§ 読む文章:
▶

この変更は、「quotas-limits.md」ファイルの更新であり、特にgpt-4oモデルに関するデータゾーンスタンダードの制限とクォータ情報が追加されました。具体的には、gpt-4oおよびgpt-4o-miniモデルに関するトークン制限やリクエスト数の情報が新たに含まれています。また、データゾーンスタンダードの利用についての説明が追加され、グローバル標準デプロイメントとの違いが明確にされています。さらに、使用限度に関する注意書きが更新され、適用対象が標準およびデータゾーンスタンダード、グローバルスタンダードに拡張されています。全体で15行が追加され、3行が削除されており、gpt-4oモデルの利用に関する最新の情報をユーザーに提供しています。

articles/ai-services/openai/whats-new.md

Diff
@@ -20,6 +20,11 @@ This article provides a summary of the latest releases and major documentation u
 
 ## October 2024
 
+### NEW data zone standard deployment type
+Data zone standard deployments are available in the same Azure OpenAI resource as all other Azure OpenAI deployment types but allow you to leverage Azure global infrastructure to dynamically route traffic to the data center within the Microsoft defined data zone with the best availability for each request. Data zone standard provides higher default quotas than our Azure geography-based deployment types.  Data zone standard deployments are supported on `gpt-4o-2024-08-06`, `gpt-4o-2024-05-13, and `gpt-4o-mini-2024-07-18` models.
+
+For more information, see the [deployment types guide](https://aka.ms/aoai/docs/deployment-types).
+
 ### Global Batch GA
 
 Azure OpenAI global batch is now generally available.

Summary

{
    "modification_type": "new feature",
    "modification_title": "新しいデータゾーンスタンダードデプロイメントタイプの追加"
}

Explanation

この変更は、「whats-new.md」ファイルの更新で、Azure OpenAIに新たに追加された「データゾーンスタンダードデプロイメントタイプ」についての情報が盛り込まれています。この新しいデプロイメントタイプは、Microsoftが定義したデータゾーン内のデータセンターに動的にトラフィックをルーティングし、より高いクォータを提供することができる特徴を持っています。また、データゾーンスタンダードデプロイメントは特定のgpt-4oモデルに対応していることも言及されています。さらに、詳細情報へのリンクも追加されており、ユーザーがさらに学びやすくなっています。全体で5行が追加され、文書が最新のリリース情報を反映する形で更新されています。

◀

§ 渡された資料:
▶

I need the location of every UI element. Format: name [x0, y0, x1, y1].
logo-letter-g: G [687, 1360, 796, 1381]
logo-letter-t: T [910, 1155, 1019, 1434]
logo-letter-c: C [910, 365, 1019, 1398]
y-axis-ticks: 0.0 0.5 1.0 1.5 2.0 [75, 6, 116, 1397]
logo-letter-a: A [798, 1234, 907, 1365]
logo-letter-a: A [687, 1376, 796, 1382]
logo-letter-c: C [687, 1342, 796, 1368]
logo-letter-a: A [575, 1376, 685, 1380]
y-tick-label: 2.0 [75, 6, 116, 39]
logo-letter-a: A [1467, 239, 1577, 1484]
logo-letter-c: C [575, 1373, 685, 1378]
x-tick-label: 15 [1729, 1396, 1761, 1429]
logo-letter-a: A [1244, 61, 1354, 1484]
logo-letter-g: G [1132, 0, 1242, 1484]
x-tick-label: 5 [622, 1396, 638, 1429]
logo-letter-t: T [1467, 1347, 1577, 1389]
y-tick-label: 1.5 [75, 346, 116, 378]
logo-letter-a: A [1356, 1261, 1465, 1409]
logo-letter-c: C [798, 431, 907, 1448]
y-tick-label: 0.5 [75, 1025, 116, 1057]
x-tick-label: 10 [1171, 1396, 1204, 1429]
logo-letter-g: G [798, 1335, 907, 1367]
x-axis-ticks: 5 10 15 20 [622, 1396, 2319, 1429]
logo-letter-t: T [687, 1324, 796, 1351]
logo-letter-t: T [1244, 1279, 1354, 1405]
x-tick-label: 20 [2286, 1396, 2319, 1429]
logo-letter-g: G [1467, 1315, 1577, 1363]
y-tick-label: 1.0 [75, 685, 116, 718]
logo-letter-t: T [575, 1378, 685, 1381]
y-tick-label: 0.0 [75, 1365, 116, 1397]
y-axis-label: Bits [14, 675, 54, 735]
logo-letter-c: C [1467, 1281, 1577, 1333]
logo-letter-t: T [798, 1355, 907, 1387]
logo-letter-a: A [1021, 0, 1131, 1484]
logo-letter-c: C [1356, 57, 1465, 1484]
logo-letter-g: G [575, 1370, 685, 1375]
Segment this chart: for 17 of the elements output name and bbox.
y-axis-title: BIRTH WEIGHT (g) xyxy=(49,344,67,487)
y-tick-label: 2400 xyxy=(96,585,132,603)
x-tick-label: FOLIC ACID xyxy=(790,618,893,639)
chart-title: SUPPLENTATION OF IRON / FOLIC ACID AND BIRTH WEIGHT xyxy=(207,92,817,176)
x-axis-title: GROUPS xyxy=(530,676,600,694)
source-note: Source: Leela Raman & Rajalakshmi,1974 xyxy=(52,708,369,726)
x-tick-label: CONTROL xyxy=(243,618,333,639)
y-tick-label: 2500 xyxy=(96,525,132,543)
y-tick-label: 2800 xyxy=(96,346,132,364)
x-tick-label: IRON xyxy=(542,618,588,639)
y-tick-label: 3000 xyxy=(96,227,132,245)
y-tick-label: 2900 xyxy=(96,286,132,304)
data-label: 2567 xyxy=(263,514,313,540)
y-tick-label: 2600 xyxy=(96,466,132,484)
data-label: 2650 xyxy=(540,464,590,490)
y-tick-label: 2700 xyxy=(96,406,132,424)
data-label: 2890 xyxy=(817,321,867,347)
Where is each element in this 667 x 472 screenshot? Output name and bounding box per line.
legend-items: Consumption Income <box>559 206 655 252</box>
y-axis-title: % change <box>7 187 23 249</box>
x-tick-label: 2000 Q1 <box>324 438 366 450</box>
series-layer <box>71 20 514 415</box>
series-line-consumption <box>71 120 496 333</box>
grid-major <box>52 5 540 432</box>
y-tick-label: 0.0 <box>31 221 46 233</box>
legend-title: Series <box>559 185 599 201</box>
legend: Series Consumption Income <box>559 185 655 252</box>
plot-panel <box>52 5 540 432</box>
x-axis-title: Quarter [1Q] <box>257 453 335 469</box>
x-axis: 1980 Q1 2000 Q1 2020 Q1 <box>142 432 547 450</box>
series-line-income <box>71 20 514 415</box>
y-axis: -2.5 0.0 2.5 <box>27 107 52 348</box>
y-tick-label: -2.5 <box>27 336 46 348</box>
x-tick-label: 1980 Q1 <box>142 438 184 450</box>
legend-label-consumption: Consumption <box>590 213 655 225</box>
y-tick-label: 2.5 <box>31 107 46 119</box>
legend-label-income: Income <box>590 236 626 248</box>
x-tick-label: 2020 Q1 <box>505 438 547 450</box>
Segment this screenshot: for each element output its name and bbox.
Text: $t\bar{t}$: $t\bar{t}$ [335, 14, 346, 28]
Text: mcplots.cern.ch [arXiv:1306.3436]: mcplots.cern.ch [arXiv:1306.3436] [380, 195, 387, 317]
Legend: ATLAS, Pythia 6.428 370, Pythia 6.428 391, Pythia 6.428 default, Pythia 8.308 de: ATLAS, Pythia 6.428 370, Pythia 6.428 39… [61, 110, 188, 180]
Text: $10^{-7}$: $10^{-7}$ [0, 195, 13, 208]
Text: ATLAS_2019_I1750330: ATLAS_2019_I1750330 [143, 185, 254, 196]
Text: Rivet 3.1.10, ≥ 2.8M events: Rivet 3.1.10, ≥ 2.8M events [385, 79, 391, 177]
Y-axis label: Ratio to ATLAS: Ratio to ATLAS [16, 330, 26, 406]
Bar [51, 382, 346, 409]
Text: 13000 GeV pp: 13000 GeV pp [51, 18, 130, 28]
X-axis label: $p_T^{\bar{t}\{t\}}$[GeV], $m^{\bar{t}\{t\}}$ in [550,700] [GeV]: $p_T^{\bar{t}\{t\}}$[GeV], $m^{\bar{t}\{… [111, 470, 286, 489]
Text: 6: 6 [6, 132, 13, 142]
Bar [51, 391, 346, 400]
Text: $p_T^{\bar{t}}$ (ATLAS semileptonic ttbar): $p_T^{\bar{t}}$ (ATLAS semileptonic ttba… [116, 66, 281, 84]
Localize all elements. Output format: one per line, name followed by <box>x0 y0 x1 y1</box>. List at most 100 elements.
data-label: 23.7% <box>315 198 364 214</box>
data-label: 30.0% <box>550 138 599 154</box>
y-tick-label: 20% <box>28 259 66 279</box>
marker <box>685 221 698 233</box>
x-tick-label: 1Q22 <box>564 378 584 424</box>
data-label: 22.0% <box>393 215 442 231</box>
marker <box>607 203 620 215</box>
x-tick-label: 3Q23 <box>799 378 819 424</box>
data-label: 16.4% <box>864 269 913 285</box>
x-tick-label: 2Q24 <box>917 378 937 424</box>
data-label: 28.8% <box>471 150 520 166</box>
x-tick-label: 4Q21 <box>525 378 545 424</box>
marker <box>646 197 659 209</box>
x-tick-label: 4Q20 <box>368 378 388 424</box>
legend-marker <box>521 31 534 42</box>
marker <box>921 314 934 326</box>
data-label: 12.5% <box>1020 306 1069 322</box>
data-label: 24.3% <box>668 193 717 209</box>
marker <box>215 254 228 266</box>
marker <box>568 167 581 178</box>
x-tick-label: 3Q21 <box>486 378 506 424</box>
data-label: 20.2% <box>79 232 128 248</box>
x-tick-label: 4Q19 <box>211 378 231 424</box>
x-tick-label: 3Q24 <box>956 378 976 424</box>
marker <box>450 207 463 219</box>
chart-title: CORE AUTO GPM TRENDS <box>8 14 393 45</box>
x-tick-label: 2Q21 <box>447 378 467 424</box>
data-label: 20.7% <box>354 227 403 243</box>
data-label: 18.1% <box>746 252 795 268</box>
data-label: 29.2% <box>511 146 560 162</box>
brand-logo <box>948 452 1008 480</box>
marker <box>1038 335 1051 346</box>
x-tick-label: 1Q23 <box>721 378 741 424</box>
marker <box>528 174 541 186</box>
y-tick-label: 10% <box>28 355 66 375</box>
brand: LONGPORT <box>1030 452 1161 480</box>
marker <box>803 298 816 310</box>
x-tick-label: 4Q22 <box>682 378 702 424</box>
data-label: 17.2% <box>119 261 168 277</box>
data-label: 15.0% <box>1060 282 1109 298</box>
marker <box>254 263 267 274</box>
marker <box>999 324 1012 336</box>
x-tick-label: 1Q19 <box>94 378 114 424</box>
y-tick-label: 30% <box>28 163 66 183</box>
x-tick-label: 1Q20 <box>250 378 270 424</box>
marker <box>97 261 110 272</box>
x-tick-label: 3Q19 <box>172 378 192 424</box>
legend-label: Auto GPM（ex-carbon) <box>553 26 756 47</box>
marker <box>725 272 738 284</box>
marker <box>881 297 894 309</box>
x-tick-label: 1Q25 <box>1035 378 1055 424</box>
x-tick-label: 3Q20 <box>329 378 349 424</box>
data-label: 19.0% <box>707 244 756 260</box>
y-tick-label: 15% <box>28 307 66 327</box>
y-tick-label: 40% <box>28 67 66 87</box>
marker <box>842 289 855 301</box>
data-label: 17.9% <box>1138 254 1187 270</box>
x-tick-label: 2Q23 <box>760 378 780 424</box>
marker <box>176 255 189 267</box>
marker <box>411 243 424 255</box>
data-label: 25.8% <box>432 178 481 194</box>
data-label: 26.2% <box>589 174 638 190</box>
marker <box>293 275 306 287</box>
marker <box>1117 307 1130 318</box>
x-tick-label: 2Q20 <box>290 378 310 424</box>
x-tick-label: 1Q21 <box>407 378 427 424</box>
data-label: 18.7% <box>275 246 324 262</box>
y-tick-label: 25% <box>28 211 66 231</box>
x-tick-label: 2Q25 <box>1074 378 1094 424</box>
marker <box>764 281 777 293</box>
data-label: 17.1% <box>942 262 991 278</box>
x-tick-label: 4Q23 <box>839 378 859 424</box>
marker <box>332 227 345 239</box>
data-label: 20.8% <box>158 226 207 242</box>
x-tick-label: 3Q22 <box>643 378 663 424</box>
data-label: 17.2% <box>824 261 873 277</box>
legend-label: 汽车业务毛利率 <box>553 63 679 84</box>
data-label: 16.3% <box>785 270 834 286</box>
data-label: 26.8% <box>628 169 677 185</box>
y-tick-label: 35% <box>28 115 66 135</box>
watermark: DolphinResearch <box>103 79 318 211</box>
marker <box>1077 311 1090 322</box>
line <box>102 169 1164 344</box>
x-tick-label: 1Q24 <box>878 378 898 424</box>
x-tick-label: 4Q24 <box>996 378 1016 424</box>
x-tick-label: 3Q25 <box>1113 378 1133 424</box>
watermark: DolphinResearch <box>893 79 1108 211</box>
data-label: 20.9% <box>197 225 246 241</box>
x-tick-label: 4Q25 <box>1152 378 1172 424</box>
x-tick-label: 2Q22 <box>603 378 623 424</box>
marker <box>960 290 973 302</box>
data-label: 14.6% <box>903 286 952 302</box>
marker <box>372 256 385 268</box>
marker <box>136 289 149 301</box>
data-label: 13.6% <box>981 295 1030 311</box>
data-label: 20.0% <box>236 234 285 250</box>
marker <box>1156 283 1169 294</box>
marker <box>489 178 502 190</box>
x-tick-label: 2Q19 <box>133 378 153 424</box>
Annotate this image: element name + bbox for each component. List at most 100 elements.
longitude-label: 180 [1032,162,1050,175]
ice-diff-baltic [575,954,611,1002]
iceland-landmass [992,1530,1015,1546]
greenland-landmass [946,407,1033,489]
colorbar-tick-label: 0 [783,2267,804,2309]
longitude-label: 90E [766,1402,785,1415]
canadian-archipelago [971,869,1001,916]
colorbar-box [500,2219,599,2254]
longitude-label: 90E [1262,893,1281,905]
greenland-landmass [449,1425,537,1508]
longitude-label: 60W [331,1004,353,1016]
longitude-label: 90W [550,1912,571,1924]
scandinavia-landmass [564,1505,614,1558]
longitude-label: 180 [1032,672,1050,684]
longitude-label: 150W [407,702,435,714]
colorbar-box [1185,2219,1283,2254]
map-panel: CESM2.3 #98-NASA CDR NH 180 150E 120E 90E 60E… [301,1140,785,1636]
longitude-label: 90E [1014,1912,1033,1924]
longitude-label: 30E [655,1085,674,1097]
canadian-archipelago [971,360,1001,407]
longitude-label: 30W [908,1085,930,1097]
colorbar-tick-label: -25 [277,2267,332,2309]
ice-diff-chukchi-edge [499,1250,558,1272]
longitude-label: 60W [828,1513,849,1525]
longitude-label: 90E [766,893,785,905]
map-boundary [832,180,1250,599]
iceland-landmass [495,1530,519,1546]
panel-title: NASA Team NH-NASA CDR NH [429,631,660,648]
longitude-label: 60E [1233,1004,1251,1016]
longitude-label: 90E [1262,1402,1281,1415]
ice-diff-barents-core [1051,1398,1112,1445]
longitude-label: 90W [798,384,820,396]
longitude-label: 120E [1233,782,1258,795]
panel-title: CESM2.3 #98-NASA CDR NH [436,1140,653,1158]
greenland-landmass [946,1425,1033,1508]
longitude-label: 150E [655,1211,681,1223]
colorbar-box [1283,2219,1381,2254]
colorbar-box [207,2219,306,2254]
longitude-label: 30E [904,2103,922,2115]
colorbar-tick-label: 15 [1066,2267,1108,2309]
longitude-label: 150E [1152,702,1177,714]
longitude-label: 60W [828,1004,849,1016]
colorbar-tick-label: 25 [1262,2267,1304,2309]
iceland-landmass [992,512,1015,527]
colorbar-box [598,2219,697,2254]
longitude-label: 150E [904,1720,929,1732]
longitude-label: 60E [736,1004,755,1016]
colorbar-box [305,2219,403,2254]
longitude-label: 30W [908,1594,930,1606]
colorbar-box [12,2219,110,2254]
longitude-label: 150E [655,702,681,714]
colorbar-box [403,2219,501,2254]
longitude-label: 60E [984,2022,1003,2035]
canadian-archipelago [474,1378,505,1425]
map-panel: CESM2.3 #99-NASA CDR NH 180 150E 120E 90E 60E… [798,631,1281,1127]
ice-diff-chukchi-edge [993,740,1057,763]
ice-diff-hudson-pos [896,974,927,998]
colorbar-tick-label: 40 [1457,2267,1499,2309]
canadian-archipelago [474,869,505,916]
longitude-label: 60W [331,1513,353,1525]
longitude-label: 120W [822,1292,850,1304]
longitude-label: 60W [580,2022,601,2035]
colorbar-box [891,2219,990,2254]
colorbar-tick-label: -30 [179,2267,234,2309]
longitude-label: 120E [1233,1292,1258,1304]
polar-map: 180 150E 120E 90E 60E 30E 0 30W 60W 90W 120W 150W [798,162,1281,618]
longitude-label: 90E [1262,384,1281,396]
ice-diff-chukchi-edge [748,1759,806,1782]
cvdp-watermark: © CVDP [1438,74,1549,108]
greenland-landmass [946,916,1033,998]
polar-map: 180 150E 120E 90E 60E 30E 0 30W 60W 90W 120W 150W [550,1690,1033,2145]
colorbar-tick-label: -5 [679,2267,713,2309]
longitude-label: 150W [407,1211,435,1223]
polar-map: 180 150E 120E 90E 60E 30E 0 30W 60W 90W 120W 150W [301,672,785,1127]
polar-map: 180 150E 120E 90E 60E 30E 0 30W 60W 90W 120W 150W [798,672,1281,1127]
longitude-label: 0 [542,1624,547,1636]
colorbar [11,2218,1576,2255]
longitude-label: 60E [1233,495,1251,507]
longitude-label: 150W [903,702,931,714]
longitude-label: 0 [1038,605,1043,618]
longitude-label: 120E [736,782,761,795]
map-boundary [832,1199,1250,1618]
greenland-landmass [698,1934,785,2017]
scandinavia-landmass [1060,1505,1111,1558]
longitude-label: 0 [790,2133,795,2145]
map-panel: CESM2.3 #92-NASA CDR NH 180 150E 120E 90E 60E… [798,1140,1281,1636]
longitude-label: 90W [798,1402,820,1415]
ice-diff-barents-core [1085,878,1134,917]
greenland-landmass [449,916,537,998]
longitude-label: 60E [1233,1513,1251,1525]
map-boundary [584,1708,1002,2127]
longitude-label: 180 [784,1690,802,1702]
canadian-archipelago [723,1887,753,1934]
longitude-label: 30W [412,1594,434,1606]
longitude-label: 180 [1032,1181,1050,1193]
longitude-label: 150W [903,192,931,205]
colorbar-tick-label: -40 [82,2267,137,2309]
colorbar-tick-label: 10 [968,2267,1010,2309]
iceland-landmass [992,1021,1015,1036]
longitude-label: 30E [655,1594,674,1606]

◀

§ やること:
「読む文章」によると、「quotas-limits.md」ファイルの更新で、全体で何行が追加され、何行が削除されましたか。 これらの項目は、別のところから持ってきたものです。

§ 答え:
15行が追加され、3行が削除されました。